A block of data
- - -
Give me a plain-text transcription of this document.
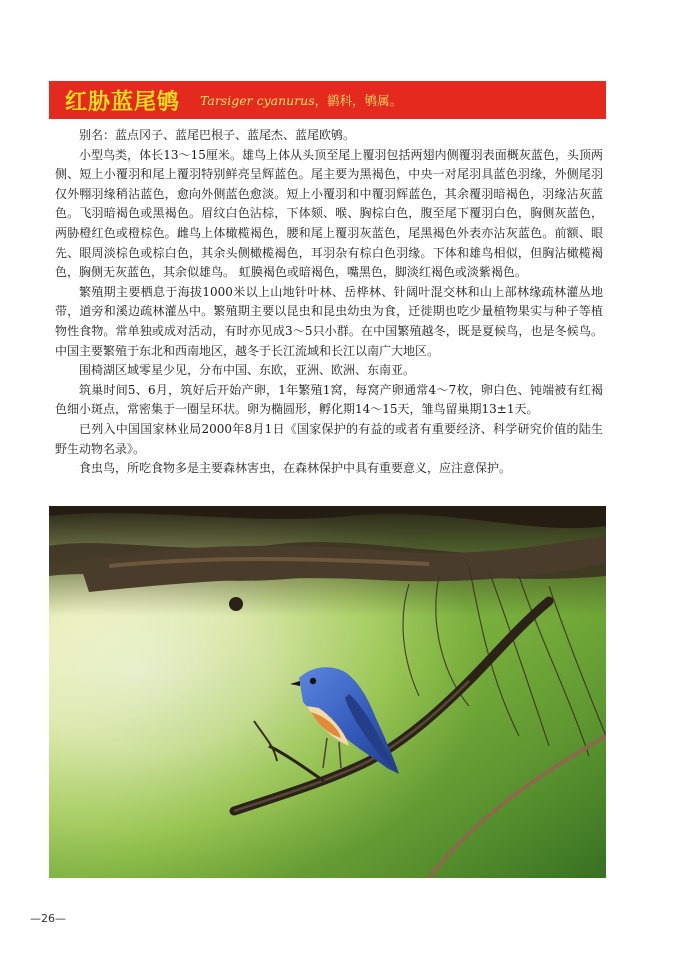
红胁蓝尾鸲 Tarsiger cyanurus，鹟科，鸲属。

别名：蓝点冈子、蓝尾巴根子、蓝尾杰、蓝尾欧鸲。

小型鸟类，体长13～15厘米。雄鸟上体从头顶至尾上覆羽包括两翅内侧覆羽表面概灰蓝色，头顶两侧、短上小覆羽和尾上覆羽特别鲜亮呈辉蓝色。尾主要为黑褐色，中央一对尾羽具蓝色羽缘，外侧尾羽仅外翈羽缘稍沾蓝色，愈向外侧蓝色愈淡。短上小覆羽和中覆羽辉蓝色，其余覆羽暗褐色，羽缘沾灰蓝色。飞羽暗褐色或黑褐色。眉纹白色沾棕，下体颏、喉、胸棕白色，腹至尾下覆羽白色，胸侧灰蓝色，两胁橙红色或橙棕色。雌鸟上体橄榄褐色，腰和尾上覆羽灰蓝色，尾黑褐色外表亦沾灰蓝色。前额、眼先、眼周淡棕色或棕白色，其余头侧橄榄褐色，耳羽杂有棕白色羽缘。下体和雄鸟相似，但胸沾橄榄褐色，胸侧无灰蓝色，其余似雄鸟。 虹膜褐色或暗褐色，嘴黑色，脚淡红褐色或淡紫褐色。

繁殖期主要栖息于海拔1000米以上山地针叶林、岳桦林、针阔叶混交林和山上部林缘疏林灌丛地带，道旁和溪边疏林灌丛中。繁殖期主要以昆虫和昆虫幼虫为食，迁徙期也吃少量植物果实与种子等植物性食物。常单独或成对活动，有时亦见成3～5只小群。在中国繁殖越冬，既是夏候鸟，也是冬候鸟。中国主要繁殖于东北和西南地区，越冬于长江流域和长江以南广大地区。

围椅湖区域零星少见，分布中国、东欧，亚洲、欧洲、东南亚。

筑巢时间5、6月，筑好后开始产卵，1年繁殖1窝，每窝产卵通常4～7枚，卵白色、钝端被有红褐色细小斑点，常密集于一圈呈环状。卵为椭圆形，孵化期14～15天，雏鸟留巢期13±1天。

已列入中国国家林业局2000年8月1日《国家保护的有益的或者有重要经济、科学研究价值的陆生野生动物名录》。

食虫鸟，所吃食物多是主要森林害虫，在森林保护中具有重要意义，应注意保护。

—26—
- - -
Prompt
Without including any picture, retype the entries exactly.

Written reply
Give me a plain-text transcription of this document.
红胁蓝尾鸲 Tarsiger cyanurus，鹟科，鸲属。

别名：蓝点冈子、蓝尾巴根子、蓝尾杰、蓝尾欧鸲。

小型鸟类，体长13～15厘米。雄鸟上体从头顶至尾上覆羽包括两翅内侧覆羽表面概灰蓝色，头顶两侧、短上小覆羽和尾上覆羽特别鲜亮呈辉蓝色。尾主要为黑褐色，中央一对尾羽具蓝色羽缘，外侧尾羽仅外翈羽缘稍沾蓝色，愈向外侧蓝色愈淡。短上小覆羽和中覆羽辉蓝色，其余覆羽暗褐色，羽缘沾灰蓝色。飞羽暗褐色或黑褐色。眉纹白色沾棕，下体颏、喉、胸棕白色，腹至尾下覆羽白色，胸侧灰蓝色，两胁橙红色或橙棕色。雌鸟上体橄榄褐色，腰和尾上覆羽灰蓝色，尾黑褐色外表亦沾灰蓝色。前额、眼先、眼周淡棕色或棕白色，其余头侧橄榄褐色，耳羽杂有棕白色羽缘。下体和雄鸟相似，但胸沾橄榄褐色，胸侧无灰蓝色，其余似雄鸟。 虹膜褐色或暗褐色，嘴黑色，脚淡红褐色或淡紫褐色。

繁殖期主要栖息于海拔1000米以上山地针叶林、岳桦林、针阔叶混交林和山上部林缘疏林灌丛地带，道旁和溪边疏林灌丛中。繁殖期主要以昆虫和昆虫幼虫为食，迁徙期也吃少量植物果实与种子等植物性食物。常单独或成对活动，有时亦见成3～5只小群。在中国繁殖越冬，既是夏候鸟，也是冬候鸟。中国主要繁殖于东北和西南地区，越冬于长江流域和长江以南广大地区。

围椅湖区域零星少见，分布中国、东欧，亚洲、欧洲、东南亚。

筑巢时间5、6月，筑好后开始产卵，1年繁殖1窝，每窝产卵通常4～7枚，卵白色、钝端被有红褐色细小斑点，常密集于一圈呈环状。卵为椭圆形，孵化期14～15天，雏鸟留巢期13±1天。

已列入中国国家林业局2000年8月1日《国家保护的有益的或者有重要经济、科学研究价值的陆生野生动物名录》。

食虫鸟，所吃食物多是主要森林害虫，在森林保护中具有重要意义，应注意保护。

—26—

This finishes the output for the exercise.